# DIRECTIONS FOR THIS TASK
Below are records; state how many of their lines hold the word "schriftlich", and give only the figure.

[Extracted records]
* * * * *

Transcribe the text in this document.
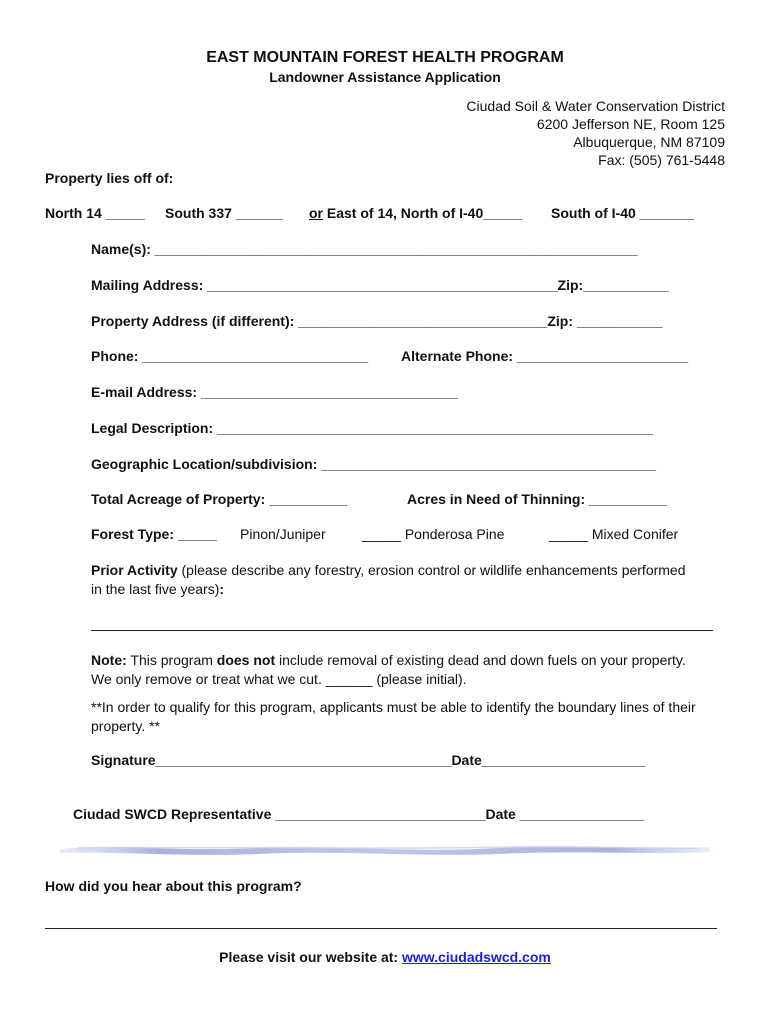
EAST MOUNTAIN FOREST HEALTH PROGRAM
Landowner Assistance Application
Ciudad Soil & Water Conservation District
6200 Jefferson NE, Room 125
Albuquerque, NM 87109
Fax: (505) 761-5448
Property lies off of:
North 14 _____ South 337 ______ or East of 14, North of I-40_____ South of I-40 _______
Name(s): ______________________________________________________________
Mailing Address: _____________________________________________Zip:___________
Property Address (if different): ________________________________Zip: ___________
Phone: _____________________________ Alternate Phone: ______________________
E-mail Address: _________________________________
Legal Description: ________________________________________________________
Geographic Location/subdivision: ___________________________________________
Total Acreage of Property: __________	Acres in Need of Thinning: __________
Forest Type: _____ Pinon/Juniper	_____ Ponderosa Pine	_____ Mixed Conifer
Prior Activity (please describe any forestry, erosion control or wildlife enhancements performed in the last five years):
Note: This program does not include removal of existing dead and down fuels on your property. We only remove or treat what we cut. ______ (please initial).
**In order to qualify for this program, applicants must be able to identify the boundary lines of their property. **
Signature______________________________________Date_____________________
Ciudad SWCD Representative ___________________________Date ________________
How did you hear about this program?
Please visit our website at: www.ciudadswcd.com
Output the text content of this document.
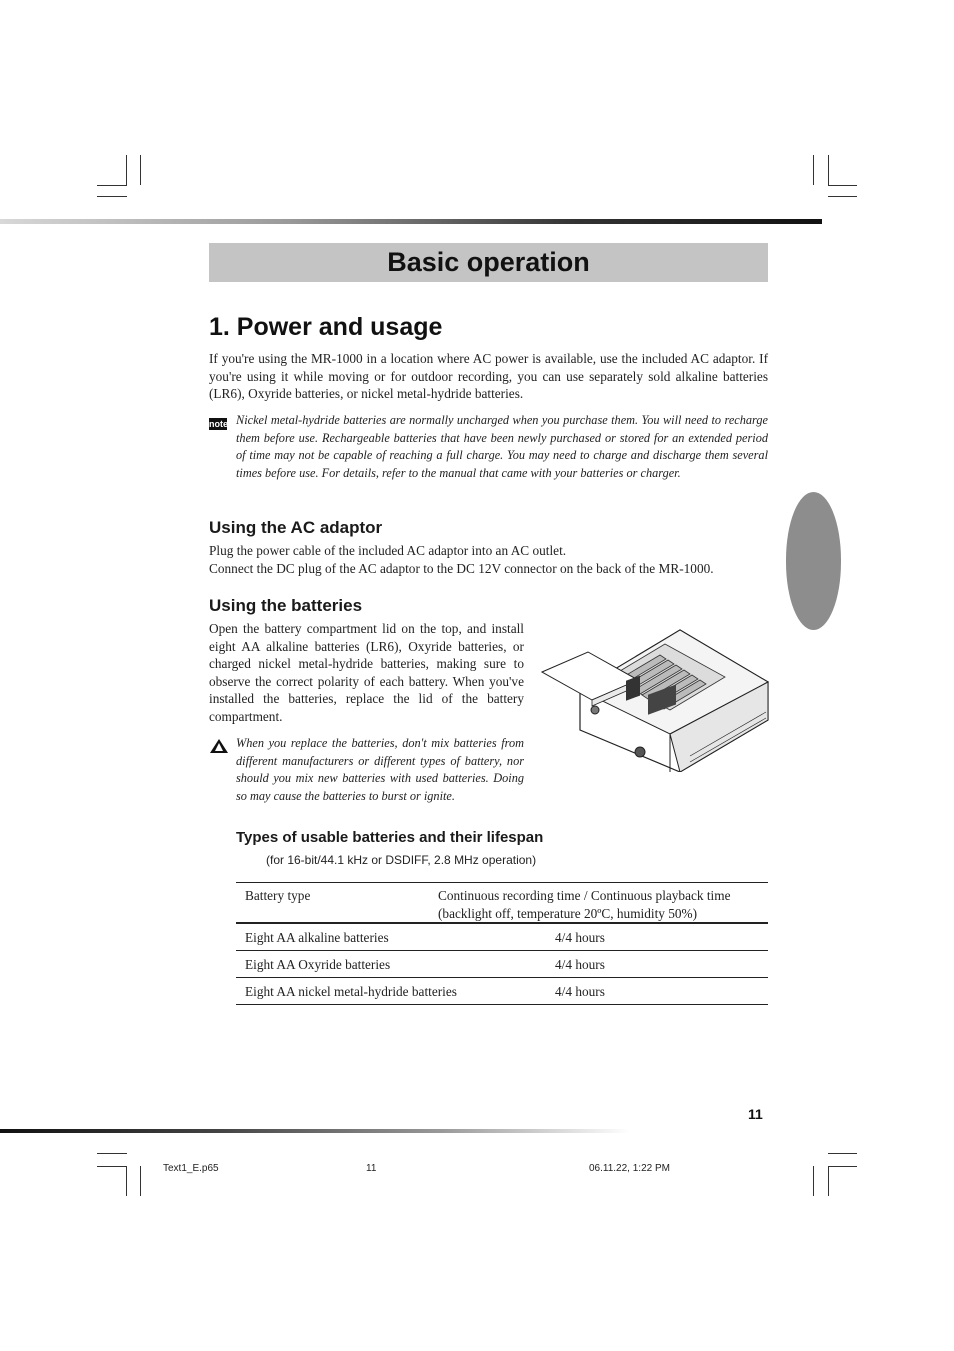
Basic operation
1. Power and usage
If you're using the MR-1000 in a location where AC power is available, use the included AC adaptor. If you're using it while moving or for outdoor recording, you can use separately sold alkaline batteries (LR6), Oxyride batteries, or nickel metal-hydride batteries.
note Nickel metal-hydride batteries are normally uncharged when you purchase them. You will need to recharge them before use. Rechargeable batteries that have been newly purchased or stored for an extended period of time may not be capable of reaching a full charge. You may need to charge and discharge them several times before use. For details, refer to the manual that came with your batteries or charger.
Using the AC adaptor
Plug the power cable of the included AC adaptor into an AC outlet.
Connect the DC plug of the AC adaptor to the DC 12V connector on the back of the MR-1000.
Using the batteries
Open the battery compartment lid on the top, and install eight AA alkaline batteries (LR6), Oxyride batteries, or charged nickel metal-hydride batteries, making sure to observe the correct polarity of each battery. When you've installed the batteries, replace the lid of the battery compartment.
When you replace the batteries, don't mix batteries from different manufacturers or different types of battery, nor should you mix new batteries with used batteries. Doing so may cause the batteries to burst or ignite.
Types of usable batteries and their lifespan
(for 16-bit/44.1 kHz or DSDIFF, 2.8 MHz operation)
Battery type	Continuous recording time / Continuous playback time
(backlight off, temperature 20ºC, humidity 50%)
Eight AA alkaline batteries	4/4 hours
Eight AA Oxyride batteries	4/4 hours
Eight AA nickel metal-hydride batteries	4/4 hours
11
Text1_E.p65	11	06.11.22, 1:22 PM
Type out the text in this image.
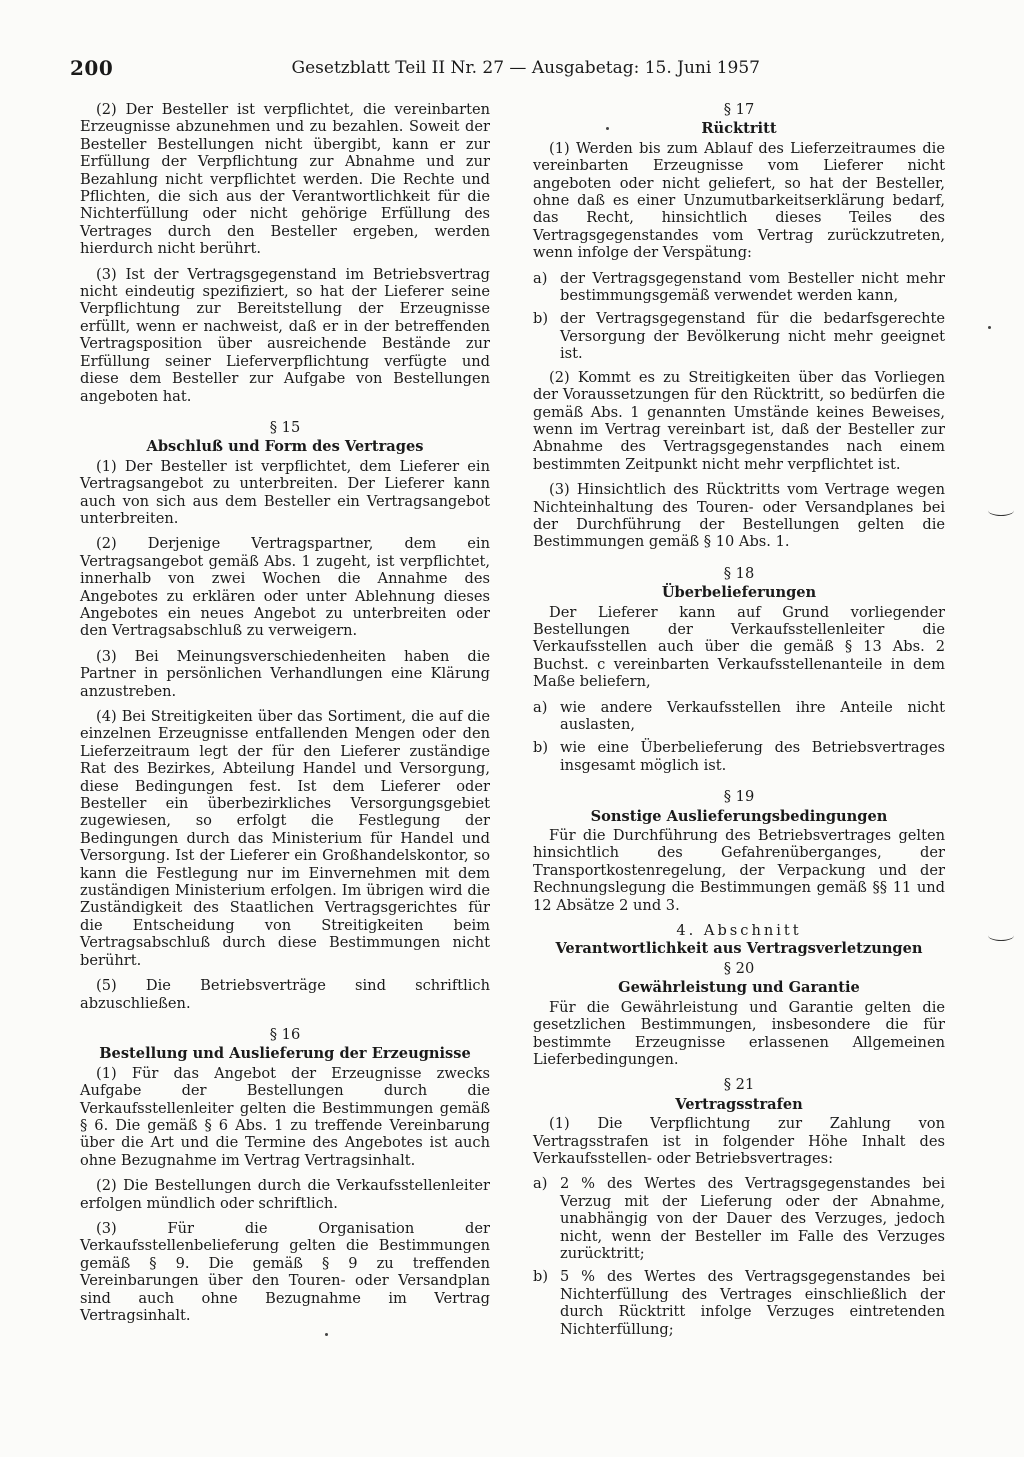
200	Gesetzblatt Teil II Nr. 27 — Ausgabetag: 15. Juni 1957

(2) Der Besteller ist verpflichtet, die vereinbarten Erzeugnisse abzunehmen und zu bezahlen. Soweit der Besteller Bestellungen nicht übergibt, kann er zur Erfüllung der Verpflichtung zur Abnahme und zur Bezahlung nicht verpflichtet werden. Die Rechte und Pflichten, die sich aus der Verantwortlichkeit für die Nichterfüllung oder nicht gehörige Erfüllung des Vertrages durch den Besteller ergeben, werden hierdurch nicht berührt.

(3) Ist der Vertragsgegenstand im Betriebsvertrag nicht eindeutig spezifiziert, so hat der Lieferer seine Verpflichtung zur Bereitstellung der Erzeugnisse erfüllt, wenn er nachweist, daß er in der betreffenden Vertragsposition über ausreichende Bestände zur Erfüllung seiner Lieferverpflichtung verfügte und diese dem Besteller zur Aufgabe von Bestellungen angeboten hat.

§ 15
Abschluß und Form des Vertrages

(1) Der Besteller ist verpflichtet, dem Lieferer ein Vertragsangebot zu unterbreiten. Der Lieferer kann auch von sich aus dem Besteller ein Vertragsangebot unterbreiten.

(2) Derjenige Vertragspartner, dem ein Vertragsangebot gemäß Abs. 1 zugeht, ist verpflichtet, innerhalb von zwei Wochen die Annahme des Angebotes zu erklären oder unter Ablehnung dieses Angebotes ein neues Angebot zu unterbreiten oder den Vertragsabschluß zu verweigern.

(3) Bei Meinungsverschiedenheiten haben die Partner in persönlichen Verhandlungen eine Klärung anzustreben.

(4) Bei Streitigkeiten über das Sortiment, die auf die einzelnen Erzeugnisse entfallenden Mengen oder den Lieferzeitraum legt der für den Lieferer zuständige Rat des Bezirkes, Abteilung Handel und Versorgung, diese Bedingungen fest. Ist dem Lieferer oder Besteller ein überbezirkliches Versorgungsgebiet zugewiesen, so erfolgt die Festlegung der Bedingungen durch das Ministerium für Handel und Versorgung. Ist der Lieferer ein Großhandelskontor, so kann die Festlegung nur im Einvernehmen mit dem zuständigen Ministerium erfolgen. Im übrigen wird die Zuständigkeit des Staatlichen Vertragsgerichtes für die Entscheidung von Streitigkeiten beim Vertragsabschluß durch diese Bestimmungen nicht berührt.

(5) Die Betriebsverträge sind schriftlich abzuschließen.

§ 16
Bestellung und Auslieferung der Erzeugnisse

(1) Für das Angebot der Erzeugnisse zwecks Aufgabe der Bestellungen durch die Verkaufsstellenleiter gelten die Bestimmungen gemäß § 6. Die gemäß § 6 Abs. 1 zu treffende Vereinbarung über die Art und die Termine des Angebotes ist auch ohne Bezugnahme im Vertrag Vertragsinhalt.

(2) Die Bestellungen durch die Verkaufsstellenleiter erfolgen mündlich oder schriftlich.

(3) Für die Organisation der Verkaufsstellenbelieferung gelten die Bestimmungen gemäß § 9. Die gemäß § 9 zu treffenden Vereinbarungen über den Touren- oder Versandplan sind auch ohne Bezugnahme im Vertrag Vertragsinhalt.

§ 17
Rücktritt

(1) Werden bis zum Ablauf des Lieferzeitraumes die vereinbarten Erzeugnisse vom Lieferer nicht angeboten oder nicht geliefert, so hat der Besteller, ohne daß es einer Unzumutbarkeitserklärung bedarf, das Recht, hinsichtlich dieses Teiles des Vertragsgegenstandes vom Vertrag zurückzutreten, wenn infolge der Verspätung:

a) der Vertragsgegenstand vom Besteller nicht mehr bestimmungsgemäß verwendet werden kann,
b) der Vertragsgegenstand für die bedarfsgerechte Versorgung der Bevölkerung nicht mehr geeignet ist.

(2) Kommt es zu Streitigkeiten über das Vorliegen der Voraussetzungen für den Rücktritt, so bedürfen die gemäß Abs. 1 genannten Umstände keines Beweises, wenn im Vertrag vereinbart ist, daß der Besteller zur Abnahme des Vertragsgegenstandes nach einem bestimmten Zeitpunkt nicht mehr verpflichtet ist.

(3) Hinsichtlich des Rücktritts vom Vertrage wegen Nichteinhaltung des Touren- oder Versandplanes bei der Durchführung der Bestellungen gelten die Bestimmungen gemäß § 10 Abs. 1.

§ 18
Überbelieferungen

Der Lieferer kann auf Grund vorliegender Bestellungen der Verkaufsstellenleiter die Verkaufsstellen auch über die gemäß § 13 Abs. 2 Buchst. c vereinbarten Verkaufsstellenanteile in dem Maße beliefern,

a) wie andere Verkaufsstellen ihre Anteile nicht auslasten,
b) wie eine Überbelieferung des Betriebsvertrages insgesamt möglich ist.
§ 19
Sonstige Auslieferungsbedingungen

Für die Durchführung des Betriebsvertrages gelten hinsichtlich des Gefahrenüberganges, der Transportkostenregelung, der Verpackung und der Rechnungslegung die Bestimmungen gemäß §§ 11 und 12 Absätze 2 und 3.

4. Abschnitt
Verantwortlichkeit aus Vertragsverletzungen
§ 20
Gewährleistung und Garantie

Für die Gewährleistung und Garantie gelten die gesetzlichen Bestimmungen, insbesondere die für bestimmte Erzeugnisse erlassenen Allgemeinen Lieferbedingungen.

§ 21
Vertragsstrafen

(1) Die Verpflichtung zur Zahlung von Vertragsstrafen ist in folgender Höhe Inhalt des Verkaufsstellen- oder Betriebsvertrages:

a) 2 % des Wertes des Vertragsgegenstandes bei Verzug mit der Lieferung oder der Abnahme, unabhängig von der Dauer des Verzuges, jedoch nicht, wenn der Besteller im Falle des Verzuges zurücktritt;
b) 5 % des Wertes des Vertragsgegenstandes bei Nichterfüllung des Vertrages einschließlich der durch Rücktritt infolge Verzuges eintretenden Nichterfüllung;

* * * * *

# WORKED SOLUTION
2